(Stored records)
○ ○ ○ ○ ○

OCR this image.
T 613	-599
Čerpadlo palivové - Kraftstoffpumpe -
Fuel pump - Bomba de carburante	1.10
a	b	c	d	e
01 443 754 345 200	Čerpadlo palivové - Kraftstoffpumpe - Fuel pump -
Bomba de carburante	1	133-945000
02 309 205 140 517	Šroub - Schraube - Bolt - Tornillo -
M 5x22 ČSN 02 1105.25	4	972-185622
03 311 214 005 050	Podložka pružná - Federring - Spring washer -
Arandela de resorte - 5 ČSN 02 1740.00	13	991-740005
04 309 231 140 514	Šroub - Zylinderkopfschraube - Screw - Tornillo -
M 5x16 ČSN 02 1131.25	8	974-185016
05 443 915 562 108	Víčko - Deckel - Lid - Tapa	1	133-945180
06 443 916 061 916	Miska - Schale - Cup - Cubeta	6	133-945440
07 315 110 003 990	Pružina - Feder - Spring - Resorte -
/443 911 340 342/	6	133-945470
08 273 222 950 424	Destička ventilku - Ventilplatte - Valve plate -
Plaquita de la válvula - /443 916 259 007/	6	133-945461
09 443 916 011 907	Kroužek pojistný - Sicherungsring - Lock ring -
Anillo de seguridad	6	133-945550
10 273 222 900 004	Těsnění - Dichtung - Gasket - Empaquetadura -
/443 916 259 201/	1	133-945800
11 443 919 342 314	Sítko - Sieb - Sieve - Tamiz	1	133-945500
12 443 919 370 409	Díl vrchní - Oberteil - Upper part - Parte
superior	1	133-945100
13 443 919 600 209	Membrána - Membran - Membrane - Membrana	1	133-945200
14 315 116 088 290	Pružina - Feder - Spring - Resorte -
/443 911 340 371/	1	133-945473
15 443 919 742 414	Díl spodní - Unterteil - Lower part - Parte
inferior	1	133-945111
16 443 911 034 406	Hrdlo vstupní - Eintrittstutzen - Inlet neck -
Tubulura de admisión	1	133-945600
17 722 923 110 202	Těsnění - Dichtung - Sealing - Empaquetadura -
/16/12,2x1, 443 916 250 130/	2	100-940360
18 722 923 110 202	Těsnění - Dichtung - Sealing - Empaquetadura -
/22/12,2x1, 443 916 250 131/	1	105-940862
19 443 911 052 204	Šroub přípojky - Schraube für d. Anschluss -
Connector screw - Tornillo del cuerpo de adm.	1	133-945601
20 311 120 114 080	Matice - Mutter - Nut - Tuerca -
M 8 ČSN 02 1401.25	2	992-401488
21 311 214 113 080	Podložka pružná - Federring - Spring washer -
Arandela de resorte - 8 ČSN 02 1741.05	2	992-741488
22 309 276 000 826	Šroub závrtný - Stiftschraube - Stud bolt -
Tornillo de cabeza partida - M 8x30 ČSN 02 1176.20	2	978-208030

○ ○ ○ ○ ○

WORK TO COMPLETE: Write out the entries above once more, without altering anything.

ANSWER:
OCR this image.
T 613	-599
Čerpadlo palivové - Kraftstoffpumpe -
Fuel pump - Bomba de carburante	1.10
a	b	c	d	e
01 443 754 345 200	Čerpadlo palivové - Kraftstoffpumpe - Fuel pump -
Bomba de carburante	1	133-945000
02 309 205 140 517	Šroub - Schraube - Bolt - Tornillo -
M 5x22 ČSN 02 1105.25	4	972-185622
03 311 214 005 050	Podložka pružná - Federring - Spring washer -
Arandela de resorte - 5 ČSN 02 1740.00	13	991-740005
04 309 231 140 514	Šroub - Zylinderkopfschraube - Screw - Tornillo -
M 5x16 ČSN 02 1131.25	8	974-185016
05 443 915 562 108	Víčko - Deckel - Lid - Tapa	1	133-945180
06 443 916 061 916	Miska - Schale - Cup - Cubeta	6	133-945440
07 315 110 003 990	Pružina - Feder - Spring - Resorte -
/443 911 340 342/	6	133-945470
08 273 222 950 424	Destička ventilku - Ventilplatte - Valve plate -
Plaquita de la válvula - /443 916 259 007/	6	133-945461
09 443 916 011 907	Kroužek pojistný - Sicherungsring - Lock ring -
Anillo de seguridad	6	133-945550
10 273 222 900 004	Těsnění - Dichtung - Gasket - Empaquetadura -
/443 916 259 201/	1	133-945800
11 443 919 342 314	Sítko - Sieb - Sieve - Tamiz	1	133-945500
12 443 919 370 409	Díl vrchní - Oberteil - Upper part - Parte
superior	1	133-945100
13 443 919 600 209	Membrána - Membran - Membrane - Membrana	1	133-945200
14 315 116 088 290	Pružina - Feder - Spring - Resorte -
/443 911 340 371/	1	133-945473
15 443 919 742 414	Díl spodní - Unterteil - Lower part - Parte
inferior	1	133-945111
16 443 911 034 406	Hrdlo vstupní - Eintrittstutzen - Inlet neck -
Tubulura de admisión	1	133-945600
17 722 923 110 202	Těsnění - Dichtung - Sealing - Empaquetadura -
/16/12,2x1, 443 916 250 130/	2	100-940360
18 722 923 110 202	Těsnění - Dichtung - Sealing - Empaquetadura -
/22/12,2x1, 443 916 250 131/	1	105-940862
19 443 911 052 204	Šroub přípojky - Schraube für d. Anschluss -
Connector screw - Tornillo del cuerpo de adm.	1	133-945601
20 311 120 114 080	Matice - Mutter - Nut - Tuerca -
M 8 ČSN 02 1401.25	2	992-401488
21 311 214 113 080	Podložka pružná - Federring - Spring washer -
Arandela de resorte - 8 ČSN 02 1741.05	2	992-741488
22 309 276 000 826	Šroub závrtný - Stiftschraube - Stud bolt -
Tornillo de cabeza partida - M 8x30 ČSN 02 1176.20	2	978-208030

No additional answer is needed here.